◆ Task brief ◆
All entries below are to be set down again, identical to the source.

:::::

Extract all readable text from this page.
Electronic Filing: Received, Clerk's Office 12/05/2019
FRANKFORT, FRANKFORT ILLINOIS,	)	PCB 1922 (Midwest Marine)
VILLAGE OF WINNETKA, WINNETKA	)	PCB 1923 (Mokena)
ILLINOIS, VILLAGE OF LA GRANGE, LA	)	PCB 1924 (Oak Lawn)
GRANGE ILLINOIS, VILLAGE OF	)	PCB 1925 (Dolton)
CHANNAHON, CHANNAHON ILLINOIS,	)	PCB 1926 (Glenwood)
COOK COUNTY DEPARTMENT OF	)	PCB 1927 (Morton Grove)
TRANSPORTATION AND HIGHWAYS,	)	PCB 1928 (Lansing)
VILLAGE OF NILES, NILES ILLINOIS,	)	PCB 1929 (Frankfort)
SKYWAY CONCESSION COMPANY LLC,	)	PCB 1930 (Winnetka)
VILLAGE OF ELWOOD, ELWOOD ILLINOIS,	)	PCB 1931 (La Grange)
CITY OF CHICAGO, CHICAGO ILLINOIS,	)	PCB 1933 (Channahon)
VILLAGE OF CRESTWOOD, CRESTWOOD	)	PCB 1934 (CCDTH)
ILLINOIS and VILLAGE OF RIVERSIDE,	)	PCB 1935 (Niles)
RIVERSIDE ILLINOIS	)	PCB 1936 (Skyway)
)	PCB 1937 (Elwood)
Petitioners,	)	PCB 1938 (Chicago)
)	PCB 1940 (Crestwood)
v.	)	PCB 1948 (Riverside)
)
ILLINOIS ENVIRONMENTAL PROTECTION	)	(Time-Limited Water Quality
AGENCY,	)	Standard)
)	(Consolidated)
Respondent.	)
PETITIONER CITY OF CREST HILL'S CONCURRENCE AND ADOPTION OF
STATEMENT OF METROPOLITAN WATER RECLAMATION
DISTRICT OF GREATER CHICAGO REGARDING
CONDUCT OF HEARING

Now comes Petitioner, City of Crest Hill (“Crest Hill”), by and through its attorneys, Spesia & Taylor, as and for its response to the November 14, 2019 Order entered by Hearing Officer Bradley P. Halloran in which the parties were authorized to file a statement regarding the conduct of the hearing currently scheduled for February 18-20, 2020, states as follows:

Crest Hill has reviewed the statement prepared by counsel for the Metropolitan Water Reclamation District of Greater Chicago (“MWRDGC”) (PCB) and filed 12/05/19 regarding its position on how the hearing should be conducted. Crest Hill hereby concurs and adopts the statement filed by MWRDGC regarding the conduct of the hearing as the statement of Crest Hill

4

:::::

◆ Output ◆
Extract all readable text from this page.
Electronic Filing: Received, Clerk's Office 12/05/2019
FRANKFORT, FRANKFORT ILLINOIS,	)	PCB 1922 (Midwest Marine)
VILLAGE OF WINNETKA, WINNETKA	)	PCB 1923 (Mokena)
ILLINOIS, VILLAGE OF LA GRANGE, LA	)	PCB 1924 (Oak Lawn)
GRANGE ILLINOIS, VILLAGE OF	)	PCB 1925 (Dolton)
CHANNAHON, CHANNAHON ILLINOIS,	)	PCB 1926 (Glenwood)
COOK COUNTY DEPARTMENT OF	)	PCB 1927 (Morton Grove)
TRANSPORTATION AND HIGHWAYS,	)	PCB 1928 (Lansing)
VILLAGE OF NILES, NILES ILLINOIS,	)	PCB 1929 (Frankfort)
SKYWAY CONCESSION COMPANY LLC,	)	PCB 1930 (Winnetka)
VILLAGE OF ELWOOD, ELWOOD ILLINOIS,	)	PCB 1931 (La Grange)
CITY OF CHICAGO, CHICAGO ILLINOIS,	)	PCB 1933 (Channahon)
VILLAGE OF CRESTWOOD, CRESTWOOD	)	PCB 1934 (CCDTH)
ILLINOIS and VILLAGE OF RIVERSIDE,	)	PCB 1935 (Niles)
RIVERSIDE ILLINOIS	)	PCB 1936 (Skyway)
)	PCB 1937 (Elwood)
Petitioners,	)	PCB 1938 (Chicago)
)	PCB 1940 (Crestwood)
v.	)	PCB 1948 (Riverside)
)
ILLINOIS ENVIRONMENTAL PROTECTION	)	(Time-Limited Water Quality
AGENCY,	)	Standard)
)	(Consolidated)
Respondent.	)
PETITIONER CITY OF CREST HILL'S CONCURRENCE AND ADOPTION OF
STATEMENT OF METROPOLITAN WATER RECLAMATION
DISTRICT OF GREATER CHICAGO REGARDING
CONDUCT OF HEARING

Now comes Petitioner, City of Crest Hill (“Crest Hill”), by and through its attorneys, Spesia & Taylor, as and for its response to the November 14, 2019 Order entered by Hearing Officer Bradley P. Halloran in which the parties were authorized to file a statement regarding the conduct of the hearing currently scheduled for February 18-20, 2020, states as follows:

Crest Hill has reviewed the statement prepared by counsel for the Metropolitan Water Reclamation District of Greater Chicago (“MWRDGC”) (PCB) and filed 12/05/19 regarding its position on how the hearing should be conducted. Crest Hill hereby concurs and adopts the statement filed by MWRDGC regarding the conduct of the hearing as the statement of Crest Hill

4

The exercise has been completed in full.